§ **Request**
Reproduce every one of the lines below verbatim, omitting the pictures from your answer.

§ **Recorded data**
--

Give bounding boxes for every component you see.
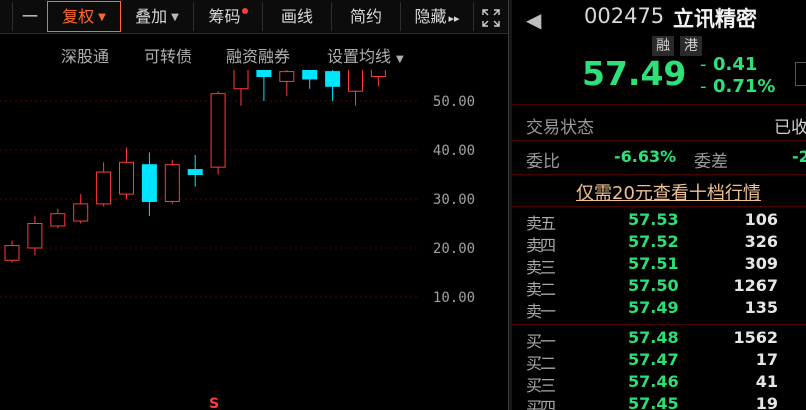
toolbar-item-hide[interactable]: 隐藏 ▸▸: [401, 2, 474, 31]
candle-body: [325, 71, 341, 87]
y-tick-label: 10.00: [433, 290, 475, 306]
order-diff-value: -2: [792, 147, 806, 166]
ask-row[interactable]: 卖一 57.49 135: [512, 298, 806, 321]
toolbar-edge: [0, 2, 13, 31]
candle-body: [370, 70, 386, 77]
bid-row[interactable]: 买二 57.47 17: [512, 350, 806, 373]
bid-row[interactable]: 买四 57.45 19: [512, 394, 806, 410]
stock-name: 立讯精密: [673, 7, 757, 31]
panel-toggle-button[interactable]: [795, 62, 806, 86]
toolbar-item-fuquan[interactable]: 复权 ▼: [47, 1, 121, 32]
candle-body: [27, 223, 43, 249]
pct-change-sign: -: [700, 76, 707, 97]
indicator-bar: 深股通 可转债 融资融券 设置均线 ▼: [0, 34, 508, 70]
fullscreen-button[interactable]: [474, 2, 508, 31]
pct-change: 0.71%: [713, 76, 776, 97]
y-tick-label: 30.00: [433, 192, 475, 208]
candle-body: [256, 70, 272, 77]
candle-body: [279, 71, 295, 82]
bid-row[interactable]: 买三 57.46 41: [512, 372, 806, 395]
candle-body: [73, 203, 89, 222]
link-shenzhen-connect[interactable]: 深股通: [61, 43, 109, 67]
candle-body: [302, 70, 318, 80]
y-tick-label: 20.00: [433, 241, 475, 257]
notification-dot-icon: [241, 8, 248, 14]
candle-body: [4, 245, 20, 261]
last-price: 57.49: [582, 54, 687, 93]
stock-code: 002475: [584, 4, 665, 28]
price-change: 0.41: [713, 54, 758, 75]
link-margin-trading[interactable]: 融资融券: [226, 43, 290, 67]
candlestick-chart[interactable]: 60.0050.0040.0030.0020.0010.0063.88S: [0, 70, 508, 410]
prev-stock-arrow-icon[interactable]: ◀: [526, 8, 541, 32]
candle-body: [348, 70, 363, 92]
candle-body: [141, 164, 157, 202]
stock-header: ◀ 002475 立讯精密 融 港 57.49 - 0.41 - 0.71%: [512, 0, 806, 105]
promo-row: 仅需20元查看十档行情: [512, 175, 806, 207]
ask-row[interactable]: 卖四 57.52 326: [512, 232, 806, 255]
toolbar-item-chips[interactable]: 筹码: [194, 2, 263, 31]
ask-row[interactable]: 卖三 57.51 309: [512, 254, 806, 277]
toolbar-item-draw[interactable]: 画线: [263, 2, 332, 31]
y-tick-label: 40.00: [433, 143, 475, 159]
trade-status-row: 交易状态 已收: [512, 105, 806, 141]
event-marker: S: [209, 396, 219, 410]
candle-body: [233, 70, 249, 90]
price-change-sign: -: [700, 54, 707, 75]
candle-body: [50, 213, 66, 227]
order-diff-label: 委差: [694, 152, 728, 172]
candle-body: [96, 171, 112, 205]
ma-settings-dropdown[interactable]: 设置均线 ▼: [327, 43, 404, 67]
bid-row[interactable]: 买一 57.48 1562: [512, 328, 806, 351]
candle-body: [164, 164, 180, 202]
candle-body: [187, 169, 203, 175]
candle-body: [210, 93, 226, 168]
chevron-down-icon: ▼: [98, 12, 106, 23]
trade-status-label: 交易状态: [526, 118, 594, 138]
trade-status-value: 已收: [774, 118, 806, 138]
order-ratio-label: 委比: [526, 152, 560, 172]
hk-connect-tag: 港: [680, 36, 702, 56]
margin-tag: 融: [652, 36, 674, 56]
toolbar-item-line[interactable]: 一: [13, 2, 48, 31]
upgrade-level2-link[interactable]: 仅需20元查看十档行情: [576, 179, 761, 205]
chart-toolbar: 一 复权 ▼ 叠加 ▼ 筹码 画线 简约 隐藏 ▸▸: [0, 0, 508, 34]
y-tick-label: 50.00: [433, 94, 475, 110]
ask-book: 卖五 57.53 106 卖四 57.52 326 卖三 57.51 309 卖二 57.50…: [512, 208, 806, 325]
toolbar-item-simple[interactable]: 简约: [332, 2, 401, 31]
order-ratio-value: -6.63%: [614, 147, 677, 166]
chevron-down-icon: ▼: [171, 12, 179, 23]
chevron-down-icon: ▼: [396, 54, 404, 65]
bid-book: 买一 57.48 1562 买二 57.47 17 买三 57.46 41 买四 57.45 1…: [512, 326, 806, 410]
link-convertible-bond[interactable]: 可转债: [144, 43, 192, 67]
order-ratio-row: 委比 -6.63% 委差 -2: [512, 141, 806, 175]
quote-panel: ◀ 002475 立讯精密 融 港 57.49 - 0.41 - 0.71% 交…: [512, 0, 806, 410]
candle-body: [119, 161, 134, 195]
ask-row[interactable]: 卖五 57.53 106: [512, 210, 806, 233]
fullscreen-icon: [482, 8, 500, 27]
ask-row[interactable]: 卖二 57.50 1267: [512, 276, 806, 299]
double-arrow-right-icon: ▸▸: [448, 12, 460, 25]
toolbar-item-overlay[interactable]: 叠加 ▼: [121, 2, 194, 31]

--

§ **Written answer**
Give bounding boxes for every component you see.
toolbar-item-hide[interactable]: 隐藏 ▸▸: [401, 2, 474, 31]
candle-body: [325, 71, 341, 87]
y-tick-label: 10.00: [433, 290, 475, 306]
order-diff-value: -2: [792, 147, 806, 166]
ask-row[interactable]: 卖一 57.49 135: [512, 298, 806, 321]
toolbar-edge: [0, 2, 13, 31]
candle-body: [370, 70, 386, 77]
bid-row[interactable]: 买二 57.47 17: [512, 350, 806, 373]
bid-row[interactable]: 买四 57.45 19: [512, 394, 806, 410]
stock-name: 立讯精密: [673, 7, 757, 31]
panel-toggle-button[interactable]: [795, 62, 806, 86]
toolbar-item-fuquan[interactable]: 复权 ▼: [47, 1, 121, 32]
candle-body: [27, 223, 43, 249]
pct-change-sign: -: [700, 76, 707, 97]
indicator-bar: 深股通 可转债 融资融券 设置均线 ▼: [0, 34, 508, 70]
fullscreen-button[interactable]: [474, 2, 508, 31]
pct-change: 0.71%: [713, 76, 776, 97]
y-tick-label: 30.00: [433, 192, 475, 208]
candle-body: [256, 70, 272, 77]
candle-body: [279, 71, 295, 82]
bid-row[interactable]: 买三 57.46 41: [512, 372, 806, 395]
candle-body: [73, 203, 89, 222]
link-shenzhen-connect[interactable]: 深股通: [61, 43, 109, 67]
candle-body: [302, 70, 318, 80]
y-tick-label: 20.00: [433, 241, 475, 257]
notification-dot-icon: [241, 8, 248, 14]
candle-body: [4, 245, 20, 261]
last-price: 57.49: [582, 54, 687, 93]
stock-code: 002475: [584, 4, 665, 28]
price-change: 0.41: [713, 54, 758, 75]
link-margin-trading[interactable]: 融资融券: [226, 43, 290, 67]
candlestick-chart[interactable]: 60.0050.0040.0030.0020.0010.0063.88S: [0, 70, 508, 410]
prev-stock-arrow-icon[interactable]: ◀: [526, 8, 541, 32]
candle-body: [348, 70, 363, 92]
candle-body: [141, 164, 157, 202]
stock-header: ◀ 002475 立讯精密 融 港 57.49 - 0.41 - 0.71%: [512, 0, 806, 105]
promo-row: 仅需20元查看十档行情: [512, 175, 806, 207]
ask-row[interactable]: 卖四 57.52 326: [512, 232, 806, 255]
toolbar-item-chips[interactable]: 筹码: [194, 2, 263, 31]
ask-row[interactable]: 卖三 57.51 309: [512, 254, 806, 277]
toolbar-item-draw[interactable]: 画线: [263, 2, 332, 31]
y-tick-label: 40.00: [433, 143, 475, 159]
trade-status-row: 交易状态 已收: [512, 105, 806, 141]
event-marker: S: [209, 396, 219, 410]
candle-body: [233, 70, 249, 90]
price-change-sign: -: [700, 54, 707, 75]
candle-body: [50, 213, 66, 227]
order-diff-label: 委差: [694, 152, 728, 172]
candle-body: [96, 171, 112, 205]
ma-settings-dropdown[interactable]: 设置均线 ▼: [327, 43, 404, 67]
bid-row[interactable]: 买一 57.48 1562: [512, 328, 806, 351]
candle-body: [164, 164, 180, 202]
candle-body: [187, 169, 203, 175]
candle-body: [210, 93, 226, 168]
chevron-down-icon: ▼: [98, 12, 106, 23]
trade-status-label: 交易状态: [526, 118, 594, 138]
trade-status-value: 已收: [774, 118, 806, 138]
order-ratio-label: 委比: [526, 152, 560, 172]
hk-connect-tag: 港: [680, 36, 702, 56]
margin-tag: 融: [652, 36, 674, 56]
toolbar-item-line[interactable]: 一: [13, 2, 48, 31]
upgrade-level2-link[interactable]: 仅需20元查看十档行情: [576, 179, 761, 205]
chart-toolbar: 一 复权 ▼ 叠加 ▼ 筹码 画线 简约 隐藏 ▸▸: [0, 0, 508, 34]
y-tick-label: 50.00: [433, 94, 475, 110]
ask-book: 卖五 57.53 106 卖四 57.52 326 卖三 57.51 309 卖二 57.50…: [512, 208, 806, 325]
toolbar-item-simple[interactable]: 简约: [332, 2, 401, 31]
order-ratio-value: -6.63%: [614, 147, 677, 166]
chevron-down-icon: ▼: [171, 12, 179, 23]
chevron-down-icon: ▼: [396, 54, 404, 65]
bid-book: 买一 57.48 1562 买二 57.47 17 买三 57.46 41 买四 57.45 1…: [512, 326, 806, 410]
link-convertible-bond[interactable]: 可转债: [144, 43, 192, 67]
order-ratio-row: 委比 -6.63% 委差 -2: [512, 141, 806, 175]
quote-panel: ◀ 002475 立讯精密 融 港 57.49 - 0.41 - 0.71% 交…: [512, 0, 806, 410]
candle-body: [119, 161, 134, 195]
ask-row[interactable]: 卖五 57.53 106: [512, 210, 806, 233]
fullscreen-icon: [482, 8, 500, 27]
ask-row[interactable]: 卖二 57.50 1267: [512, 276, 806, 299]
double-arrow-right-icon: ▸▸: [448, 12, 460, 25]
toolbar-item-overlay[interactable]: 叠加 ▼: [121, 2, 194, 31]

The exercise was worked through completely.